(Short task) Your task is to repeat the listing exactly.

Extracted data entries:
====

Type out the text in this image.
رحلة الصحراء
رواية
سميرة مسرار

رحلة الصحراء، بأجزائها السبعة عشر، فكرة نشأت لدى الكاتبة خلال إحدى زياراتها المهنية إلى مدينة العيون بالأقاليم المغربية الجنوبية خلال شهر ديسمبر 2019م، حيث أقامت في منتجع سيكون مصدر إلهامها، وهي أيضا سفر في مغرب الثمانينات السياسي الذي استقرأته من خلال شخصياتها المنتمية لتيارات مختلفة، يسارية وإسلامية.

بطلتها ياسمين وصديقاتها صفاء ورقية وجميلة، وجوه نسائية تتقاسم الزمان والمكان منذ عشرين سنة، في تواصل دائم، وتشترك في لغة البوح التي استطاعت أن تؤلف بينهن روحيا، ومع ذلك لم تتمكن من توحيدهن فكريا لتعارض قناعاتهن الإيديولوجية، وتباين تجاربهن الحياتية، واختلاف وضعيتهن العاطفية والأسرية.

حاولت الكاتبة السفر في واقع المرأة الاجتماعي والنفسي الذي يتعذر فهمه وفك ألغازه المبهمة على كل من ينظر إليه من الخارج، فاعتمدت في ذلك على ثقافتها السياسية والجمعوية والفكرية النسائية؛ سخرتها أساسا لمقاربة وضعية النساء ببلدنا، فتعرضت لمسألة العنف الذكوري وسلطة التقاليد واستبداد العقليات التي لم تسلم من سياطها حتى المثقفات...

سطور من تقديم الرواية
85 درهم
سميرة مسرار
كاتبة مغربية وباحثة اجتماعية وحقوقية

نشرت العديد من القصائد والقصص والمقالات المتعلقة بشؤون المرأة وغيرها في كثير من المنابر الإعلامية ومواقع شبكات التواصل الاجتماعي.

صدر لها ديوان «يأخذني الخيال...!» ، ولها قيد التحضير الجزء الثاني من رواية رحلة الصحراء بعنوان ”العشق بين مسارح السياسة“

====

(Exercise answer)
Type out the text in this image.
رحلة الصحراء
رواية
سميرة مسرار

رحلة الصحراء، بأجزائها السبعة عشر، فكرة نشأت لدى الكاتبة خلال إحدى زياراتها المهنية إلى مدينة العيون بالأقاليم المغربية الجنوبية خلال شهر ديسمبر 2019م، حيث أقامت في منتجع سيكون مصدر إلهامها، وهي أيضا سفر في مغرب الثمانينات السياسي الذي استقرأته من خلال شخصياتها المنتمية لتيارات مختلفة، يسارية وإسلامية.

بطلتها ياسمين وصديقاتها صفاء ورقية وجميلة، وجوه نسائية تتقاسم الزمان والمكان منذ عشرين سنة، في تواصل دائم، وتشترك في لغة البوح التي استطاعت أن تؤلف بينهن روحيا، ومع ذلك لم تتمكن من توحيدهن فكريا لتعارض قناعاتهن الإيديولوجية، وتباين تجاربهن الحياتية، واختلاف وضعيتهن العاطفية والأسرية.

حاولت الكاتبة السفر في واقع المرأة الاجتماعي والنفسي الذي يتعذر فهمه وفك ألغازه المبهمة على كل من ينظر إليه من الخارج، فاعتمدت في ذلك على ثقافتها السياسية والجمعوية والفكرية النسائية؛ سخرتها أساسا لمقاربة وضعية النساء ببلدنا، فتعرضت لمسألة العنف الذكوري وسلطة التقاليد واستبداد العقليات التي لم تسلم من سياطها حتى المثقفات...

سطور من تقديم الرواية
85 درهم
سميرة مسرار
كاتبة مغربية وباحثة اجتماعية وحقوقية

نشرت العديد من القصائد والقصص والمقالات المتعلقة بشؤون المرأة وغيرها في كثير من المنابر الإعلامية ومواقع شبكات التواصل الاجتماعي.

صدر لها ديوان «يأخذني الخيال...!» ، ولها قيد التحضير الجزء الثاني من رواية رحلة الصحراء بعنوان ”العشق بين مسارح السياسة“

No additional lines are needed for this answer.